# [Written request]
Quote the records beneath, complete and exact. Leave out images.

───── Data records ─────

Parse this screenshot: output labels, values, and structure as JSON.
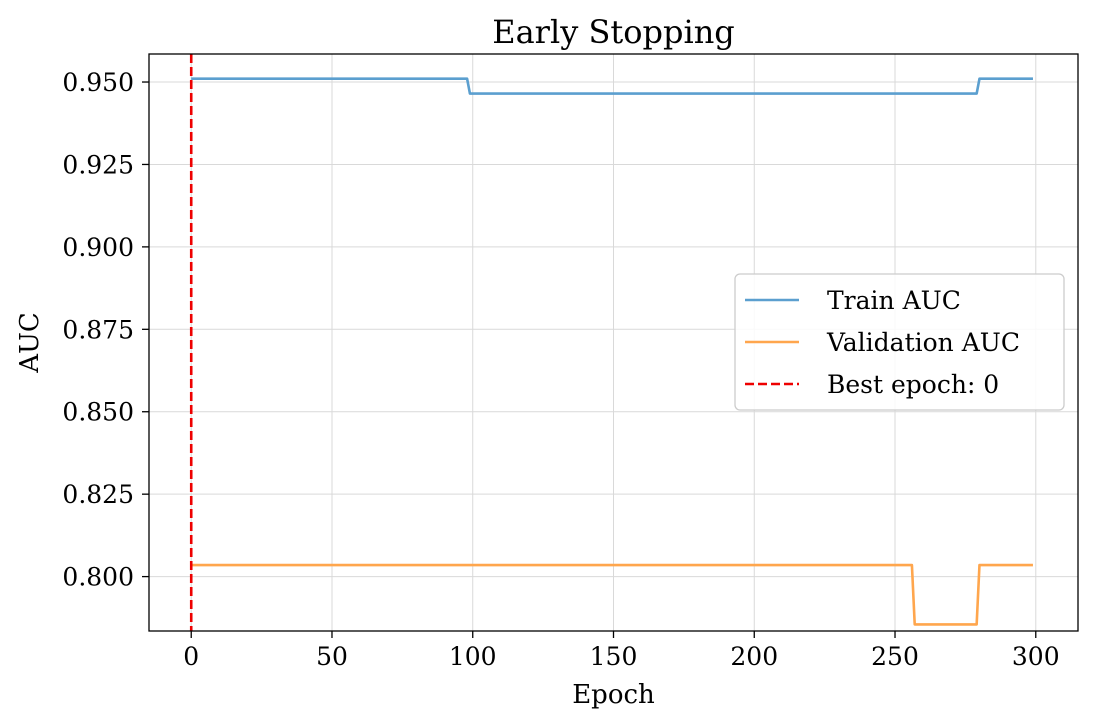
{
  "chart_data": {
    "type": "line",
    "title": "Early Stopping",
    "xlabel": "Epoch",
    "ylabel": "AUC",
    "xlim": [
      -15,
      315
    ],
    "ylim": [
      0.7835,
      0.9585
    ],
    "xticks": [
      0,
      50,
      100,
      150,
      200,
      250,
      300
    ],
    "xtick_labels": [
      "0",
      "50",
      "100",
      "150",
      "200",
      "250",
      "300"
    ],
    "yticks": [
      0.8,
      0.825,
      0.85,
      0.875,
      0.9,
      0.925,
      0.95
    ],
    "ytick_labels": [
      "0.800",
      "0.825",
      "0.850",
      "0.875",
      "0.900",
      "0.925",
      "0.950"
    ],
    "grid": true,
    "legend_position": "center-right",
    "series": [
      {
        "name": "Train AUC",
        "color": "#5b9fcf",
        "style": "solid",
        "points": [
          [
            0,
            0.951
          ],
          [
            98,
            0.951
          ],
          [
            99,
            0.9465
          ],
          [
            279,
            0.9465
          ],
          [
            280,
            0.951
          ],
          [
            299,
            0.951
          ]
        ]
      },
      {
        "name": "Validation AUC",
        "color": "#ffa64d",
        "style": "solid",
        "points": [
          [
            0,
            0.8035
          ],
          [
            256,
            0.8035
          ],
          [
            257,
            0.7855
          ],
          [
            279,
            0.7855
          ],
          [
            280,
            0.8035
          ],
          [
            299,
            0.8035
          ]
        ]
      }
    ],
    "vlines": [
      {
        "name": "Best epoch: 0",
        "x": 0,
        "color": "#ee0000",
        "style": "dashed"
      }
    ]
  }
}
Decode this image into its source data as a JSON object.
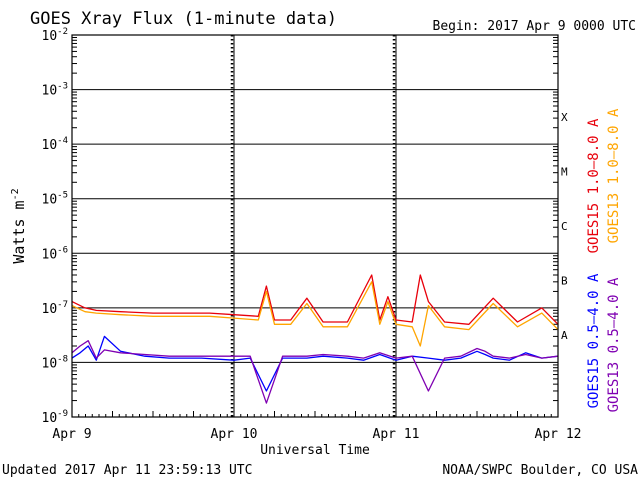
{
  "chart_data": {
    "type": "line",
    "title": "GOES Xray Flux (1-minute data)",
    "begin_label": "Begin:  2017 Apr 9 0000 UTC",
    "xlabel": "Universal Time",
    "ylabel": "Watts m",
    "ylabel_sup": "-2",
    "yscale": "log",
    "ylim": [
      1e-09,
      0.01
    ],
    "y_ticks": [
      {
        "base": "10",
        "exp": "-2"
      },
      {
        "base": "10",
        "exp": "-3"
      },
      {
        "base": "10",
        "exp": "-4"
      },
      {
        "base": "10",
        "exp": "-5"
      },
      {
        "base": "10",
        "exp": "-6"
      },
      {
        "base": "10",
        "exp": "-7"
      },
      {
        "base": "10",
        "exp": "-8"
      },
      {
        "base": "10",
        "exp": "-9"
      }
    ],
    "x_ticks": [
      "Apr 9",
      "Apr 10",
      "Apr 11",
      "Apr 12"
    ],
    "xlim_days": [
      0,
      3
    ],
    "flare_classes": [
      {
        "label": "X",
        "flux": 0.0001
      },
      {
        "label": "M",
        "flux": 1e-05
      },
      {
        "label": "C",
        "flux": 1e-06
      },
      {
        "label": "B",
        "flux": 1e-07
      },
      {
        "label": "A",
        "flux": 1e-08
      }
    ],
    "series": [
      {
        "name": "GOES15 1.0–8.0 A",
        "color": "#e8000b",
        "x": [
          0,
          0.08,
          0.15,
          0.3,
          0.5,
          0.7,
          0.85,
          1.0,
          1.15,
          1.2,
          1.25,
          1.35,
          1.45,
          1.55,
          1.7,
          1.85,
          1.9,
          1.95,
          2.0,
          2.1,
          2.15,
          2.2,
          2.3,
          2.45,
          2.6,
          2.75,
          2.9,
          3.0
        ],
        "values": [
          1.3e-07,
          1e-07,
          9e-08,
          8.5e-08,
          8e-08,
          8e-08,
          8e-08,
          7.5e-08,
          7e-08,
          2.5e-07,
          6e-08,
          6e-08,
          1.5e-07,
          5.5e-08,
          5.5e-08,
          4e-07,
          6e-08,
          1.6e-07,
          6e-08,
          5.5e-08,
          4e-07,
          1.3e-07,
          5.5e-08,
          5e-08,
          1.5e-07,
          5.5e-08,
          1e-07,
          5e-08
        ]
      },
      {
        "name": "GOES13 1.0–8.0 A",
        "color": "#ffa500",
        "x": [
          0,
          0.08,
          0.15,
          0.3,
          0.5,
          0.7,
          0.85,
          1.0,
          1.15,
          1.2,
          1.25,
          1.35,
          1.45,
          1.55,
          1.7,
          1.85,
          1.9,
          1.95,
          2.0,
          2.1,
          2.15,
          2.2,
          2.3,
          2.45,
          2.6,
          2.75,
          2.9,
          3.0
        ],
        "values": [
          1.1e-07,
          8.5e-08,
          8e-08,
          7.5e-08,
          7e-08,
          7e-08,
          7e-08,
          6.5e-08,
          6e-08,
          2e-07,
          5e-08,
          5e-08,
          1.2e-07,
          4.5e-08,
          4.5e-08,
          3e-07,
          5e-08,
          1.3e-07,
          5e-08,
          4.5e-08,
          2e-08,
          1.1e-07,
          4.5e-08,
          4e-08,
          1.2e-07,
          4.5e-08,
          8e-08,
          4e-08
        ]
      },
      {
        "name": "GOES15 0.5–4.0 A",
        "color": "#0000ff",
        "x": [
          0,
          0.05,
          0.1,
          0.15,
          0.2,
          0.3,
          0.45,
          0.6,
          0.8,
          1.0,
          1.1,
          1.2,
          1.3,
          1.45,
          1.55,
          1.7,
          1.8,
          1.9,
          2.0,
          2.1,
          2.2,
          2.3,
          2.4,
          2.5,
          2.55,
          2.6,
          2.7,
          2.8,
          2.9,
          3.0
        ],
        "values": [
          1.2e-08,
          1.5e-08,
          2e-08,
          1.1e-08,
          3e-08,
          1.6e-08,
          1.3e-08,
          1.2e-08,
          1.2e-08,
          1.1e-08,
          1.2e-08,
          3e-09,
          1.2e-08,
          1.2e-08,
          1.3e-08,
          1.2e-08,
          1.1e-08,
          1.4e-08,
          1.1e-08,
          1.3e-08,
          1.2e-08,
          1.1e-08,
          1.2e-08,
          1.6e-08,
          1.4e-08,
          1.2e-08,
          1.1e-08,
          1.5e-08,
          1.2e-08,
          1.3e-08
        ]
      },
      {
        "name": "GOES13 0.5–4.0 A",
        "color": "#7f00b2",
        "x": [
          0,
          0.05,
          0.1,
          0.15,
          0.2,
          0.3,
          0.45,
          0.6,
          0.8,
          1.0,
          1.1,
          1.2,
          1.3,
          1.45,
          1.55,
          1.7,
          1.8,
          1.9,
          2.0,
          2.1,
          2.2,
          2.3,
          2.4,
          2.5,
          2.55,
          2.6,
          2.7,
          2.8,
          2.9,
          3.0
        ],
        "values": [
          1.5e-08,
          2e-08,
          2.5e-08,
          1.2e-08,
          1.7e-08,
          1.5e-08,
          1.4e-08,
          1.3e-08,
          1.3e-08,
          1.3e-08,
          1.3e-08,
          1.8e-09,
          1.3e-08,
          1.3e-08,
          1.4e-08,
          1.3e-08,
          1.2e-08,
          1.5e-08,
          1.2e-08,
          1.3e-08,
          3e-09,
          1.2e-08,
          1.3e-08,
          1.8e-08,
          1.6e-08,
          1.3e-08,
          1.2e-08,
          1.4e-08,
          1.2e-08,
          1.3e-08
        ]
      }
    ]
  },
  "footer": {
    "updated": "Updated 2017 Apr 11 23:59:13 UTC",
    "source": "NOAA/SWPC Boulder, CO USA"
  }
}
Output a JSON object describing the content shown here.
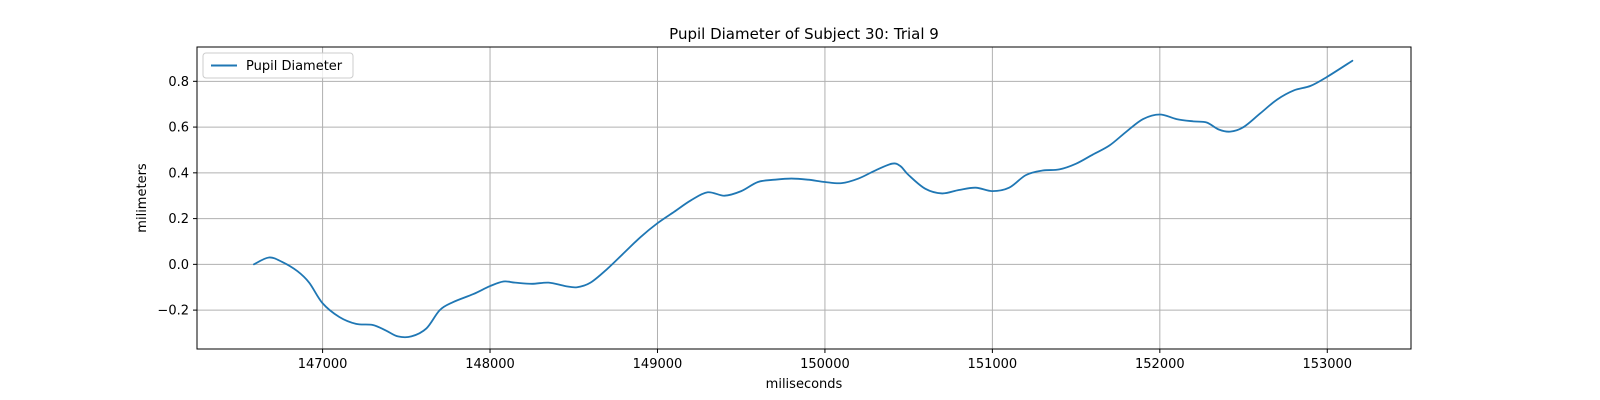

─────

# [Result of this task]
Parse this screenshot: output labels, values, and structure as JSON.
{
  "chart_data": {
    "type": "line",
    "title": "Early Stopping",
    "xlabel": "Epoch",
    "ylabel": "AUC",
    "xlim": [
      -15,
      315
    ],
    "ylim": [
      0.7835,
      0.9585
    ],
    "xticks": [
      0,
      50,
      100,
      150,
      200,
      250,
      300
    ],
    "xtick_labels": [
      "0",
      "50",
      "100",
      "150",
      "200",
      "250",
      "300"
    ],
    "yticks": [
      0.8,
      0.825,
      0.85,
      0.875,
      0.9,
      0.925,
      0.95
    ],
    "ytick_labels": [
      "0.800",
      "0.825",
      "0.850",
      "0.875",
      "0.900",
      "0.925",
      "0.950"
    ],
    "grid": true,
    "legend_position": "center-right",
    "series": [
      {
        "name": "Train AUC",
        "color": "#5b9fcf",
        "style": "solid",
        "points": [
          [
            0,
            0.951
          ],
          [
            98,
            0.951
          ],
          [
            99,
            0.9465
          ],
          [
            279,
            0.9465
          ],
          [
            280,
            0.951
          ],
          [
            299,
            0.951
          ]
        ]
      },
      {
        "name": "Validation AUC",
        "color": "#ffa64d",
        "style": "solid",
        "points": [
          [
            0,
            0.8035
          ],
          [
            256,
            0.8035
          ],
          [
            257,
            0.7855
          ],
          [
            279,
            0.7855
          ],
          [
            280,
            0.8035
          ],
          [
            299,
            0.8035
          ]
        ]
      }
    ],
    "vlines": [
      {
        "name": "Best epoch: 0",
        "x": 0,
        "color": "#ee0000",
        "style": "dashed"
      }
    ]
  }
}
Decode this image into its source data as a JSON object.
{
  "chart_data": {
    "type": "line",
    "title": "GOES Xray Flux (1-minute data)",
    "begin_label": "Begin:  2017 Apr 9 0000 UTC",
    "xlabel": "Universal Time",
    "ylabel": "Watts m",
    "ylabel_sup": "-2",
    "yscale": "log",
    "ylim": [
      1e-09,
      0.01
    ],
    "y_ticks": [
      {
        "base": "10",
        "exp": "-2"
      },
      {
        "base": "10",
        "exp": "-3"
      },
      {
        "base": "10",
        "exp": "-4"
      },
      {
        "base": "10",
        "exp": "-5"
      },
      {
        "base": "10",
        "exp": "-6"
      },
      {
        "base": "10",
        "exp": "-7"
      },
      {
        "base": "10",
        "exp": "-8"
      },
      {
        "base": "10",
        "exp": "-9"
      }
    ],
    "x_ticks": [
      "Apr 9",
      "Apr 10",
      "Apr 11",
      "Apr 12"
    ],
    "xlim_days": [
      0,
      3
    ],
    "flare_classes": [
      {
        "label": "X",
        "flux": 0.0001
      },
      {
        "label": "M",
        "flux": 1e-05
      },
      {
        "label": "C",
        "flux": 1e-06
      },
      {
        "label": "B",
        "flux": 1e-07
      },
      {
        "label": "A",
        "flux": 1e-08
      }
    ],
    "series": [
      {
        "name": "GOES15 1.0–8.0 A",
        "color": "#e8000b",
        "x": [
          0,
          0.08,
          0.15,
          0.3,
          0.5,
          0.7,
          0.85,
          1.0,
          1.15,
          1.2,
          1.25,
          1.35,
          1.45,
          1.55,
          1.7,
          1.85,
          1.9,
          1.95,
          2.0,
          2.1,
          2.15,
          2.2,
          2.3,
          2.45,
          2.6,
          2.75,
          2.9,
          3.0
        ],
        "values": [
          1.3e-07,
          1e-07,
          9e-08,
          8.5e-08,
          8e-08,
          8e-08,
          8e-08,
          7.5e-08,
          7e-08,
          2.5e-07,
          6e-08,
          6e-08,
          1.5e-07,
          5.5e-08,
          5.5e-08,
          4e-07,
          6e-08,
          1.6e-07,
          6e-08,
          5.5e-08,
          4e-07,
          1.3e-07,
          5.5e-08,
          5e-08,
          1.5e-07,
          5.5e-08,
          1e-07,
          5e-08
        ]
      },
      {
        "name": "GOES13 1.0–8.0 A",
        "color": "#ffa500",
        "x": [
          0,
          0.08,
          0.15,
          0.3,
          0.5,
          0.7,
          0.85,
          1.0,
          1.15,
          1.2,
          1.25,
          1.35,
          1.45,
          1.55,
          1.7,
          1.85,
          1.9,
          1.95,
          2.0,
          2.1,
          2.15,
          2.2,
          2.3,
          2.45,
          2.6,
          2.75,
          2.9,
          3.0
        ],
        "values": [
          1.1e-07,
          8.5e-08,
          8e-08,
          7.5e-08,
          7e-08,
          7e-08,
          7e-08,
          6.5e-08,
          6e-08,
          2e-07,
          5e-08,
          5e-08,
          1.2e-07,
          4.5e-08,
          4.5e-08,
          3e-07,
          5e-08,
          1.3e-07,
          5e-08,
          4.5e-08,
          2e-08,
          1.1e-07,
          4.5e-08,
          4e-08,
          1.2e-07,
          4.5e-08,
          8e-08,
          4e-08
        ]
      },
      {
        "name": "GOES15 0.5–4.0 A",
        "color": "#0000ff",
        "x": [
          0,
          0.05,
          0.1,
          0.15,
          0.2,
          0.3,
          0.45,
          0.6,
          0.8,
          1.0,
          1.1,
          1.2,
          1.3,
          1.45,
          1.55,
          1.7,
          1.8,
          1.9,
          2.0,
          2.1,
          2.2,
          2.3,
          2.4,
          2.5,
          2.55,
          2.6,
          2.7,
          2.8,
          2.9,
          3.0
        ],
        "values": [
          1.2e-08,
          1.5e-08,
          2e-08,
          1.1e-08,
          3e-08,
          1.6e-08,
          1.3e-08,
          1.2e-08,
          1.2e-08,
          1.1e-08,
          1.2e-08,
          3e-09,
          1.2e-08,
          1.2e-08,
          1.3e-08,
          1.2e-08,
          1.1e-08,
          1.4e-08,
          1.1e-08,
          1.3e-08,
          1.2e-08,
          1.1e-08,
          1.2e-08,
          1.6e-08,
          1.4e-08,
          1.2e-08,
          1.1e-08,
          1.5e-08,
          1.2e-08,
          1.3e-08
        ]
      },
      {
        "name": "GOES13 0.5–4.0 A",
        "color": "#7f00b2",
        "x": [
          0,
          0.05,
          0.1,
          0.15,
          0.2,
          0.3,
          0.45,
          0.6,
          0.8,
          1.0,
          1.1,
          1.2,
          1.3,
          1.45,
          1.55,
          1.7,
          1.8,
          1.9,
          2.0,
          2.1,
          2.2,
          2.3,
          2.4,
          2.5,
          2.55,
          2.6,
          2.7,
          2.8,
          2.9,
          3.0
        ],
        "values": [
          1.5e-08,
          2e-08,
          2.5e-08,
          1.2e-08,
          1.7e-08,
          1.5e-08,
          1.4e-08,
          1.3e-08,
          1.3e-08,
          1.3e-08,
          1.3e-08,
          1.8e-09,
          1.3e-08,
          1.3e-08,
          1.4e-08,
          1.3e-08,
          1.2e-08,
          1.5e-08,
          1.2e-08,
          1.3e-08,
          3e-09,
          1.2e-08,
          1.3e-08,
          1.8e-08,
          1.6e-08,
          1.3e-08,
          1.2e-08,
          1.4e-08,
          1.2e-08,
          1.3e-08
        ]
      }
    ]
  },
  "footer": {
    "updated": "Updated 2017 Apr 11 23:59:13 UTC",
    "source": "NOAA/SWPC Boulder, CO USA"
  }
}
Output a JSON object describing the content shown here.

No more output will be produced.